Part of a data file |
****************************************
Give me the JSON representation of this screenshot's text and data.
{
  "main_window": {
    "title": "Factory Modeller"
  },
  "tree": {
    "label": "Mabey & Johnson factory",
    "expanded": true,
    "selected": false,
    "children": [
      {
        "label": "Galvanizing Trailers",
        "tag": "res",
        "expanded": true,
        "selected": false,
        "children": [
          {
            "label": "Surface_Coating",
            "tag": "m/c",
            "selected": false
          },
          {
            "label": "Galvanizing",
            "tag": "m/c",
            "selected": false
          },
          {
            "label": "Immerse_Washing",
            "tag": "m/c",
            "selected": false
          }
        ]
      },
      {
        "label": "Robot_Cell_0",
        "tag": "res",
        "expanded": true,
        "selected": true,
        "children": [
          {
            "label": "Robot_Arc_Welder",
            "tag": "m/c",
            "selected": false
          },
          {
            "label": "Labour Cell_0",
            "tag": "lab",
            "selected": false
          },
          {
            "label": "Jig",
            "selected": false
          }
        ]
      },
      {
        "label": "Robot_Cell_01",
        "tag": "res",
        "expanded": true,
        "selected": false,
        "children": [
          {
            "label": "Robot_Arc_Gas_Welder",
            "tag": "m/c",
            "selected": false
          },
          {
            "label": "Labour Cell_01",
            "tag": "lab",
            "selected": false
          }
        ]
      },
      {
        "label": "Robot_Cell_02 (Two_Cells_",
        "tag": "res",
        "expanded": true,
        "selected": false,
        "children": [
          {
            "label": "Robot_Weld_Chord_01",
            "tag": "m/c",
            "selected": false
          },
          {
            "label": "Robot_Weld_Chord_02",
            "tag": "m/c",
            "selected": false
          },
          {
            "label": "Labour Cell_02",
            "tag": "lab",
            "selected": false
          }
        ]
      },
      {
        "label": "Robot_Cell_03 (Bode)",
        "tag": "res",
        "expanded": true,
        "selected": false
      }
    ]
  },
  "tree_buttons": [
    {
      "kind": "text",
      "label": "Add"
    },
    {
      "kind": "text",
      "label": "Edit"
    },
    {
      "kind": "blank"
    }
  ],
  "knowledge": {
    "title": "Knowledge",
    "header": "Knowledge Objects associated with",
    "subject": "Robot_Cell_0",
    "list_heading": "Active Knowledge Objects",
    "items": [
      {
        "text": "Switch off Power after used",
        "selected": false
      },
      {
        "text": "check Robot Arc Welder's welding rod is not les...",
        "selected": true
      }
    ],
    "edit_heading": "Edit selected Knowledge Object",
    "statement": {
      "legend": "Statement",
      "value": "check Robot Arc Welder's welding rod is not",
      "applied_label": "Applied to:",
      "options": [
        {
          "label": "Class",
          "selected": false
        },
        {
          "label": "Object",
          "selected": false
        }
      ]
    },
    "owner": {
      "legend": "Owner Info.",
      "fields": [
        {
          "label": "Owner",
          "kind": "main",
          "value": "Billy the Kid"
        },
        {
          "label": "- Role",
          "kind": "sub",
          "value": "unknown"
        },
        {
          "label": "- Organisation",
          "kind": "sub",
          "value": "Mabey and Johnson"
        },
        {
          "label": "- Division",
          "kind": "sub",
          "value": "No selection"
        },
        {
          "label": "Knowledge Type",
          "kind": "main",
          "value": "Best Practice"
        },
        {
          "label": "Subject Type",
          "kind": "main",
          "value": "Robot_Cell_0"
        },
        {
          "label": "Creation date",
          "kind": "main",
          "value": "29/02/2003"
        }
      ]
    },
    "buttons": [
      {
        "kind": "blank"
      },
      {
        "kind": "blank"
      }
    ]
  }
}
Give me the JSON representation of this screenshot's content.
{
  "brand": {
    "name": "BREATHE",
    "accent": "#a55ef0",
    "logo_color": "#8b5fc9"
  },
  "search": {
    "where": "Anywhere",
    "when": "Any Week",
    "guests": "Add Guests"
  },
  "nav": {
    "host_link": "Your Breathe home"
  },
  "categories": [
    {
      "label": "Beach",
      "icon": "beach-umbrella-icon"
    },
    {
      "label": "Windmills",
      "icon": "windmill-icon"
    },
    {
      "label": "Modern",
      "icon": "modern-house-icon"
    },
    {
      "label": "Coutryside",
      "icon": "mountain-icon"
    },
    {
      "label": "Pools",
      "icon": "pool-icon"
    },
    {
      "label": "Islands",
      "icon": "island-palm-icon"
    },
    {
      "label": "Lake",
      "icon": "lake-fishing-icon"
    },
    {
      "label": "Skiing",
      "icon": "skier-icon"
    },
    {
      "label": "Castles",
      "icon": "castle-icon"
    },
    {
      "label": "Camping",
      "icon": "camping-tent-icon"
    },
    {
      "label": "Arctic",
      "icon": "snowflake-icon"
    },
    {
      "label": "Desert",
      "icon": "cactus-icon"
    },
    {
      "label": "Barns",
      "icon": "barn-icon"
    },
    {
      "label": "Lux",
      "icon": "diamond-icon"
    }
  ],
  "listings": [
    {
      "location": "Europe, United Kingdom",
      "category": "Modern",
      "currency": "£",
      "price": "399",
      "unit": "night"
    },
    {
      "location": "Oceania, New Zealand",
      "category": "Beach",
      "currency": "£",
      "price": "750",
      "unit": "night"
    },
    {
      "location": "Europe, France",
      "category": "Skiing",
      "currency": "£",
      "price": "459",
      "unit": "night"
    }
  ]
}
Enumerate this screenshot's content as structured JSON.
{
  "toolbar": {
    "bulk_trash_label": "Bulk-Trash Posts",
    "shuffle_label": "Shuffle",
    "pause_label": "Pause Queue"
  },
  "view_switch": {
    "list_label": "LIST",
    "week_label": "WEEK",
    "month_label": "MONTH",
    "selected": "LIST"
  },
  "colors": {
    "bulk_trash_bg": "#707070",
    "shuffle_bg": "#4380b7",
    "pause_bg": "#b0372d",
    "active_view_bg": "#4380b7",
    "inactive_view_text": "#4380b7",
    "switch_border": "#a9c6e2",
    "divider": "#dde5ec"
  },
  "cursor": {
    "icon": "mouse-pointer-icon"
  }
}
****************************************
EXERCISE DESCRIPTION | Each of the records should be retyped exactly.

PROBLEM SOLUTION |
Give me the JSON representation of this screenshot's text and data.
{
  "main_window": {
    "title": "Factory Modeller"
  },
  "tree": {
    "label": "Mabey & Johnson factory",
    "expanded": true,
    "selected": false,
    "children": [
      {
        "label": "Galvanizing Trailers",
        "tag": "res",
        "expanded": true,
        "selected": false,
        "children": [
          {
            "label": "Surface_Coating",
            "tag": "m/c",
            "selected": false
          },
          {
            "label": "Galvanizing",
            "tag": "m/c",
            "selected": false
          },
          {
            "label": "Immerse_Washing",
            "tag": "m/c",
            "selected": false
          }
        ]
      },
      {
        "label": "Robot_Cell_0",
        "tag": "res",
        "expanded": true,
        "selected": true,
        "children": [
          {
            "label": "Robot_Arc_Welder",
            "tag": "m/c",
            "selected": false
          },
          {
            "label": "Labour Cell_0",
            "tag": "lab",
            "selected": false
          },
          {
            "label": "Jig",
            "selected": false
          }
        ]
      },
      {
        "label": "Robot_Cell_01",
        "tag": "res",
        "expanded": true,
        "selected": false,
        "children": [
          {
            "label": "Robot_Arc_Gas_Welder",
            "tag": "m/c",
            "selected": false
          },
          {
            "label": "Labour Cell_01",
            "tag": "lab",
            "selected": false
          }
        ]
      },
      {
        "label": "Robot_Cell_02 (Two_Cells_",
        "tag": "res",
        "expanded": true,
        "selected": false,
        "children": [
          {
            "label": "Robot_Weld_Chord_01",
            "tag": "m/c",
            "selected": false
          },
          {
            "label": "Robot_Weld_Chord_02",
            "tag": "m/c",
            "selected": false
          },
          {
            "label": "Labour Cell_02",
            "tag": "lab",
            "selected": false
          }
        ]
      },
      {
        "label": "Robot_Cell_03 (Bode)",
        "tag": "res",
        "expanded": true,
        "selected": false
      }
    ]
  },
  "tree_buttons": [
    {
      "kind": "text",
      "label": "Add"
    },
    {
      "kind": "text",
      "label": "Edit"
    },
    {
      "kind": "blank"
    }
  ],
  "knowledge": {
    "title": "Knowledge",
    "header": "Knowledge Objects associated with",
    "subject": "Robot_Cell_0",
    "list_heading": "Active Knowledge Objects",
    "items": [
      {
        "text": "Switch off Power after used",
        "selected": false
      },
      {
        "text": "check Robot Arc Welder's welding rod is not les...",
        "selected": true
      }
    ],
    "edit_heading": "Edit selected Knowledge Object",
    "statement": {
      "legend": "Statement",
      "value": "check Robot Arc Welder's welding rod is not",
      "applied_label": "Applied to:",
      "options": [
        {
          "label": "Class",
          "selected": false
        },
        {
          "label": "Object",
          "selected": false
        }
      ]
    },
    "owner": {
      "legend": "Owner Info.",
      "fields": [
        {
          "label": "Owner",
          "kind": "main",
          "value": "Billy the Kid"
        },
        {
          "label": "- Role",
          "kind": "sub",
          "value": "unknown"
        },
        {
          "label": "- Organisation",
          "kind": "sub",
          "value": "Mabey and Johnson"
        },
        {
          "label": "- Division",
          "kind": "sub",
          "value": "No selection"
        },
        {
          "label": "Knowledge Type",
          "kind": "main",
          "value": "Best Practice"
        },
        {
          "label": "Subject Type",
          "kind": "main",
          "value": "Robot_Cell_0"
        },
        {
          "label": "Creation date",
          "kind": "main",
          "value": "29/02/2003"
        }
      ]
    },
    "buttons": [
      {
        "kind": "blank"
      },
      {
        "kind": "blank"
      }
    ]
  }
}
Give me the JSON representation of this screenshot's content.
{
  "brand": {
    "name": "BREATHE",
    "accent": "#a55ef0",
    "logo_color": "#8b5fc9"
  },
  "search": {
    "where": "Anywhere",
    "when": "Any Week",
    "guests": "Add Guests"
  },
  "nav": {
    "host_link": "Your Breathe home"
  },
  "categories": [
    {
      "label": "Beach",
      "icon": "beach-umbrella-icon"
    },
    {
      "label": "Windmills",
      "icon": "windmill-icon"
    },
    {
      "label": "Modern",
      "icon": "modern-house-icon"
    },
    {
      "label": "Coutryside",
      "icon": "mountain-icon"
    },
    {
      "label": "Pools",
      "icon": "pool-icon"
    },
    {
      "label": "Islands",
      "icon": "island-palm-icon"
    },
    {
      "label": "Lake",
      "icon": "lake-fishing-icon"
    },
    {
      "label": "Skiing",
      "icon": "skier-icon"
    },
    {
      "label": "Castles",
      "icon": "castle-icon"
    },
    {
      "label": "Camping",
      "icon": "camping-tent-icon"
    },
    {
      "label": "Arctic",
      "icon": "snowflake-icon"
    },
    {
      "label": "Desert",
      "icon": "cactus-icon"
    },
    {
      "label": "Barns",
      "icon": "barn-icon"
    },
    {
      "label": "Lux",
      "icon": "diamond-icon"
    }
  ],
  "listings": [
    {
      "location": "Europe, United Kingdom",
      "category": "Modern",
      "currency": "£",
      "price": "399",
      "unit": "night"
    },
    {
      "location": "Oceania, New Zealand",
      "category": "Beach",
      "currency": "£",
      "price": "750",
      "unit": "night"
    },
    {
      "location": "Europe, France",
      "category": "Skiing",
      "currency": "£",
      "price": "459",
      "unit": "night"
    }
  ]
}
Enumerate this screenshot's content as structured JSON.
{
  "toolbar": {
    "bulk_trash_label": "Bulk-Trash Posts",
    "shuffle_label": "Shuffle",
    "pause_label": "Pause Queue"
  },
  "view_switch": {
    "list_label": "LIST",
    "week_label": "WEEK",
    "month_label": "MONTH",
    "selected": "LIST"
  },
  "colors": {
    "bulk_trash_bg": "#707070",
    "shuffle_bg": "#4380b7",
    "pause_bg": "#b0372d",
    "active_view_bg": "#4380b7",
    "inactive_view_text": "#4380b7",
    "switch_border": "#a9c6e2",
    "divider": "#dde5ec"
  },
  "cursor": {
    "icon": "mouse-pointer-icon"
  }
}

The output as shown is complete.